[Stored data]
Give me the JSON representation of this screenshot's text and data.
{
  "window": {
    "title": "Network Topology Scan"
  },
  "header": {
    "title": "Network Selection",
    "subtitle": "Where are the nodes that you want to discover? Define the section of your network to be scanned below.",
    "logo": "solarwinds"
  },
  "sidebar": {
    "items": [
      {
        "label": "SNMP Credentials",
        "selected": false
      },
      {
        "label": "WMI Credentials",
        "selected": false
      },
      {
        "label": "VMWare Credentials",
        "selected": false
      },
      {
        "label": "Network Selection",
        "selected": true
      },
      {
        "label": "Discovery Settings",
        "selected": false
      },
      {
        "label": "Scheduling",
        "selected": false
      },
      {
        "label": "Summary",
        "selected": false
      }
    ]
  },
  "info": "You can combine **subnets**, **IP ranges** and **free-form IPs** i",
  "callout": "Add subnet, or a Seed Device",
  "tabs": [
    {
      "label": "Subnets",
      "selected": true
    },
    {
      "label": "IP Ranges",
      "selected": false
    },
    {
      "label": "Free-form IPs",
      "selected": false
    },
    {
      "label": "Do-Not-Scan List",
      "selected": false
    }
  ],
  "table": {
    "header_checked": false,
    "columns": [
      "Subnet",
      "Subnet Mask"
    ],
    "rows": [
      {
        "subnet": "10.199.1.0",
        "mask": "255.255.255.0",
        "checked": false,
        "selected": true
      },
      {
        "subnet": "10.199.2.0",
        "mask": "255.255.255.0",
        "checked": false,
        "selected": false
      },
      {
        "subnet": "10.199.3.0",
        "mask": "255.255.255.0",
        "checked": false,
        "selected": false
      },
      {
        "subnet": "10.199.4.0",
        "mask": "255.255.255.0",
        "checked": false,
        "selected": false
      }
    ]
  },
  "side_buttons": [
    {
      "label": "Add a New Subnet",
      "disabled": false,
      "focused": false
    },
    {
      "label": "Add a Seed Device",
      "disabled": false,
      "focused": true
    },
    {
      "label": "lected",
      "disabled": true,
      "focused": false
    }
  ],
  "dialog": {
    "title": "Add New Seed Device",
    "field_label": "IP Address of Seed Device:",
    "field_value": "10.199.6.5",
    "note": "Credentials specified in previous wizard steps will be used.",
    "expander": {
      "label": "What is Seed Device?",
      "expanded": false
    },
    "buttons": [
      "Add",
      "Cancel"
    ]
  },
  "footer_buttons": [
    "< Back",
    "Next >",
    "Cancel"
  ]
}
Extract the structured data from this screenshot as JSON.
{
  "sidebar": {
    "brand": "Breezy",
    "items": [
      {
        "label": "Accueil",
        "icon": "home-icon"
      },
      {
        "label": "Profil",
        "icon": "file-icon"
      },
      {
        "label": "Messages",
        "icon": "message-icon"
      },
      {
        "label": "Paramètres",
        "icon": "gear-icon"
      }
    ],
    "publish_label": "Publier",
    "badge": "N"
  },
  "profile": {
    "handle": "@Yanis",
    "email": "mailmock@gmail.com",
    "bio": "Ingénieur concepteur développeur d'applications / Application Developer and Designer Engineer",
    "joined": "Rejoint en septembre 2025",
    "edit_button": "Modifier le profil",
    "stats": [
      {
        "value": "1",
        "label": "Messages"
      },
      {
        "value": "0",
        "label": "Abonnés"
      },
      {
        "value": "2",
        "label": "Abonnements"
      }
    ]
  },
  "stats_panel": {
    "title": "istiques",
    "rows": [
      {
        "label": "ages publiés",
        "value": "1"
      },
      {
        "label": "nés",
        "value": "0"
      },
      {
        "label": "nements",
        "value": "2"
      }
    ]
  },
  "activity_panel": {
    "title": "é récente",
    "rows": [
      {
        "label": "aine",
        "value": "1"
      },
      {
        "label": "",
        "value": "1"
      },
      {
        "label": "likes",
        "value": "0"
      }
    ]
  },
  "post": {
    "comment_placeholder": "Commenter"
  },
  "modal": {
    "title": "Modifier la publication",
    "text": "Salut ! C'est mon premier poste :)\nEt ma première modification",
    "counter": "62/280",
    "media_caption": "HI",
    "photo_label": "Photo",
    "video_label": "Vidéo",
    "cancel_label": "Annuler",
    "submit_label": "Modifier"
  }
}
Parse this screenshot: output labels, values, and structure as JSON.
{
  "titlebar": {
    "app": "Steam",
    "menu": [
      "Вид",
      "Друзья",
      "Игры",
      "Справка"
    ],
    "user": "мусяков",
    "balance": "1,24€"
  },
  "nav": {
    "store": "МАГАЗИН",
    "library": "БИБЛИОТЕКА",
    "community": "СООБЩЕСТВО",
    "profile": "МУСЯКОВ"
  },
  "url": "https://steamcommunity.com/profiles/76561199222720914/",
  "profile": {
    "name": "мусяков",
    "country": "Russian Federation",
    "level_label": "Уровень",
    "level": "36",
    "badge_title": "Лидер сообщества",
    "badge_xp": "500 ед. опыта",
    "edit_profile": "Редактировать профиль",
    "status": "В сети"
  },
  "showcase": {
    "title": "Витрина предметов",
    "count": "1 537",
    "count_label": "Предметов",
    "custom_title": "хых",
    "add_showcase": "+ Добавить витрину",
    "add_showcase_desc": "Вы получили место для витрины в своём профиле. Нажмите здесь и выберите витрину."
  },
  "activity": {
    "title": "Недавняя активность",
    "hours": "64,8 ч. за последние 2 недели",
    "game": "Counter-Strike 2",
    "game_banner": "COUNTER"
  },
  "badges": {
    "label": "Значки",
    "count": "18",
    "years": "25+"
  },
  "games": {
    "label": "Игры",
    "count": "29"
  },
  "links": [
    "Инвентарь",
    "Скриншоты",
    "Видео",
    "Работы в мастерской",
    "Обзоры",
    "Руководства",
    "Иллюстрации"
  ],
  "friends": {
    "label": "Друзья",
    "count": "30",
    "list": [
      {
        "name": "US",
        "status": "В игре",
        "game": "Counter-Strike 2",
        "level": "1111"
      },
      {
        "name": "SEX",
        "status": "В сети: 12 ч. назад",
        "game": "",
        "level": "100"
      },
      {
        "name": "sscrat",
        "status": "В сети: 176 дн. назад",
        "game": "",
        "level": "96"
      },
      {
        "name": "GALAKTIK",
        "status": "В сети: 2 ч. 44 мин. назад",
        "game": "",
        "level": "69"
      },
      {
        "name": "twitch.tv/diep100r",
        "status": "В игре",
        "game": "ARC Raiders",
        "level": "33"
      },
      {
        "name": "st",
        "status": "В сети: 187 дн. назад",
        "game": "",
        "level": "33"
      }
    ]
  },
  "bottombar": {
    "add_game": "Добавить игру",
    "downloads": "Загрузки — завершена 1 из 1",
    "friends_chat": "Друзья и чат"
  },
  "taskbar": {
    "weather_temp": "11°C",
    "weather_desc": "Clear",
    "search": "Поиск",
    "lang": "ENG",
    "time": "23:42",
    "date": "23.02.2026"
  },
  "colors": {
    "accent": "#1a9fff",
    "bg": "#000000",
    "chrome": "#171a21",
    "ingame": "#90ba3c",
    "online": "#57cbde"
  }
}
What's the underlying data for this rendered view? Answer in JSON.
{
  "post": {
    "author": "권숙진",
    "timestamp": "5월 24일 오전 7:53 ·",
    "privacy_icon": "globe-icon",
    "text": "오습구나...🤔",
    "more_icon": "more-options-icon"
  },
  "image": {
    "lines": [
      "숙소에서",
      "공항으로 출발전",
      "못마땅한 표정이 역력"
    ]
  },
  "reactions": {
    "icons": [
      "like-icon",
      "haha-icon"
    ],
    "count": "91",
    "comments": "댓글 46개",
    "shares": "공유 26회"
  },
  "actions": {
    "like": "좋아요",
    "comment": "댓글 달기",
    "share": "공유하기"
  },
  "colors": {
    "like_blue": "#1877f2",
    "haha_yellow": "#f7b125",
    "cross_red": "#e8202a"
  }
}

• What to produce:
Transcribe the data. Leave every line exactly as it is.

• Exercise result:
Give me the JSON representation of this screenshot's text and data.
{
  "window": {
    "title": "Network Topology Scan"
  },
  "header": {
    "title": "Network Selection",
    "subtitle": "Where are the nodes that you want to discover? Define the section of your network to be scanned below.",
    "logo": "solarwinds"
  },
  "sidebar": {
    "items": [
      {
        "label": "SNMP Credentials",
        "selected": false
      },
      {
        "label": "WMI Credentials",
        "selected": false
      },
      {
        "label": "VMWare Credentials",
        "selected": false
      },
      {
        "label": "Network Selection",
        "selected": true
      },
      {
        "label": "Discovery Settings",
        "selected": false
      },
      {
        "label": "Scheduling",
        "selected": false
      },
      {
        "label": "Summary",
        "selected": false
      }
    ]
  },
  "info": "You can combine **subnets**, **IP ranges** and **free-form IPs** i",
  "callout": "Add subnet, or a Seed Device",
  "tabs": [
    {
      "label": "Subnets",
      "selected": true
    },
    {
      "label": "IP Ranges",
      "selected": false
    },
    {
      "label": "Free-form IPs",
      "selected": false
    },
    {
      "label": "Do-Not-Scan List",
      "selected": false
    }
  ],
  "table": {
    "header_checked": false,
    "columns": [
      "Subnet",
      "Subnet Mask"
    ],
    "rows": [
      {
        "subnet": "10.199.1.0",
        "mask": "255.255.255.0",
        "checked": false,
        "selected": true
      },
      {
        "subnet": "10.199.2.0",
        "mask": "255.255.255.0",
        "checked": false,
        "selected": false
      },
      {
        "subnet": "10.199.3.0",
        "mask": "255.255.255.0",
        "checked": false,
        "selected": false
      },
      {
        "subnet": "10.199.4.0",
        "mask": "255.255.255.0",
        "checked": false,
        "selected": false
      }
    ]
  },
  "side_buttons": [
    {
      "label": "Add a New Subnet",
      "disabled": false,
      "focused": false
    },
    {
      "label": "Add a Seed Device",
      "disabled": false,
      "focused": true
    },
    {
      "label": "lected",
      "disabled": true,
      "focused": false
    }
  ],
  "dialog": {
    "title": "Add New Seed Device",
    "field_label": "IP Address of Seed Device:",
    "field_value": "10.199.6.5",
    "note": "Credentials specified in previous wizard steps will be used.",
    "expander": {
      "label": "What is Seed Device?",
      "expanded": false
    },
    "buttons": [
      "Add",
      "Cancel"
    ]
  },
  "footer_buttons": [
    "< Back",
    "Next >",
    "Cancel"
  ]
}
Extract the structured data from this screenshot as JSON.
{
  "sidebar": {
    "brand": "Breezy",
    "items": [
      {
        "label": "Accueil",
        "icon": "home-icon"
      },
      {
        "label": "Profil",
        "icon": "file-icon"
      },
      {
        "label": "Messages",
        "icon": "message-icon"
      },
      {
        "label": "Paramètres",
        "icon": "gear-icon"
      }
    ],
    "publish_label": "Publier",
    "badge": "N"
  },
  "profile": {
    "handle": "@Yanis",
    "email": "mailmock@gmail.com",
    "bio": "Ingénieur concepteur développeur d'applications / Application Developer and Designer Engineer",
    "joined": "Rejoint en septembre 2025",
    "edit_button": "Modifier le profil",
    "stats": [
      {
        "value": "1",
        "label": "Messages"
      },
      {
        "value": "0",
        "label": "Abonnés"
      },
      {
        "value": "2",
        "label": "Abonnements"
      }
    ]
  },
  "stats_panel": {
    "title": "istiques",
    "rows": [
      {
        "label": "ages publiés",
        "value": "1"
      },
      {
        "label": "nés",
        "value": "0"
      },
      {
        "label": "nements",
        "value": "2"
      }
    ]
  },
  "activity_panel": {
    "title": "é récente",
    "rows": [
      {
        "label": "aine",
        "value": "1"
      },
      {
        "label": "",
        "value": "1"
      },
      {
        "label": "likes",
        "value": "0"
      }
    ]
  },
  "post": {
    "comment_placeholder": "Commenter"
  },
  "modal": {
    "title": "Modifier la publication",
    "text": "Salut ! C'est mon premier poste :)\nEt ma première modification",
    "counter": "62/280",
    "media_caption": "HI",
    "photo_label": "Photo",
    "video_label": "Vidéo",
    "cancel_label": "Annuler",
    "submit_label": "Modifier"
  }
}
Parse this screenshot: output labels, values, and structure as JSON.
{
  "titlebar": {
    "app": "Steam",
    "menu": [
      "Вид",
      "Друзья",
      "Игры",
      "Справка"
    ],
    "user": "мусяков",
    "balance": "1,24€"
  },
  "nav": {
    "store": "МАГАЗИН",
    "library": "БИБЛИОТЕКА",
    "community": "СООБЩЕСТВО",
    "profile": "МУСЯКОВ"
  },
  "url": "https://steamcommunity.com/profiles/76561199222720914/",
  "profile": {
    "name": "мусяков",
    "country": "Russian Federation",
    "level_label": "Уровень",
    "level": "36",
    "badge_title": "Лидер сообщества",
    "badge_xp": "500 ед. опыта",
    "edit_profile": "Редактировать профиль",
    "status": "В сети"
  },
  "showcase": {
    "title": "Витрина предметов",
    "count": "1 537",
    "count_label": "Предметов",
    "custom_title": "хых",
    "add_showcase": "+ Добавить витрину",
    "add_showcase_desc": "Вы получили место для витрины в своём профиле. Нажмите здесь и выберите витрину."
  },
  "activity": {
    "title": "Недавняя активность",
    "hours": "64,8 ч. за последние 2 недели",
    "game": "Counter-Strike 2",
    "game_banner": "COUNTER"
  },
  "badges": {
    "label": "Значки",
    "count": "18",
    "years": "25+"
  },
  "games": {
    "label": "Игры",
    "count": "29"
  },
  "links": [
    "Инвентарь",
    "Скриншоты",
    "Видео",
    "Работы в мастерской",
    "Обзоры",
    "Руководства",
    "Иллюстрации"
  ],
  "friends": {
    "label": "Друзья",
    "count": "30",
    "list": [
      {
        "name": "US",
        "status": "В игре",
        "game": "Counter-Strike 2",
        "level": "1111"
      },
      {
        "name": "SEX",
        "status": "В сети: 12 ч. назад",
        "game": "",
        "level": "100"
      },
      {
        "name": "sscrat",
        "status": "В сети: 176 дн. назад",
        "game": "",
        "level": "96"
      },
      {
        "name": "GALAKTIK",
        "status": "В сети: 2 ч. 44 мин. назад",
        "game": "",
        "level": "69"
      },
      {
        "name": "twitch.tv/diep100r",
        "status": "В игре",
        "game": "ARC Raiders",
        "level": "33"
      },
      {
        "name": "st",
        "status": "В сети: 187 дн. назад",
        "game": "",
        "level": "33"
      }
    ]
  },
  "bottombar": {
    "add_game": "Добавить игру",
    "downloads": "Загрузки — завершена 1 из 1",
    "friends_chat": "Друзья и чат"
  },
  "taskbar": {
    "weather_temp": "11°C",
    "weather_desc": "Clear",
    "search": "Поиск",
    "lang": "ENG",
    "time": "23:42",
    "date": "23.02.2026"
  },
  "colors": {
    "accent": "#1a9fff",
    "bg": "#000000",
    "chrome": "#171a21",
    "ingame": "#90ba3c",
    "online": "#57cbde"
  }
}
What's the underlying data for this rendered view? Answer in JSON.
{
  "post": {
    "author": "권숙진",
    "timestamp": "5월 24일 오전 7:53 ·",
    "privacy_icon": "globe-icon",
    "text": "오습구나...🤔",
    "more_icon": "more-options-icon"
  },
  "image": {
    "lines": [
      "숙소에서",
      "공항으로 출발전",
      "못마땅한 표정이 역력"
    ]
  },
  "reactions": {
    "icons": [
      "like-icon",
      "haha-icon"
    ],
    "count": "91",
    "comments": "댓글 46개",
    "shares": "공유 26회"
  },
  "actions": {
    "like": "좋아요",
    "comment": "댓글 달기",
    "share": "공유하기"
  },
  "colors": {
    "like_blue": "#1877f2",
    "haha_yellow": "#f7b125",
    "cross_red": "#e8202a"
  }
}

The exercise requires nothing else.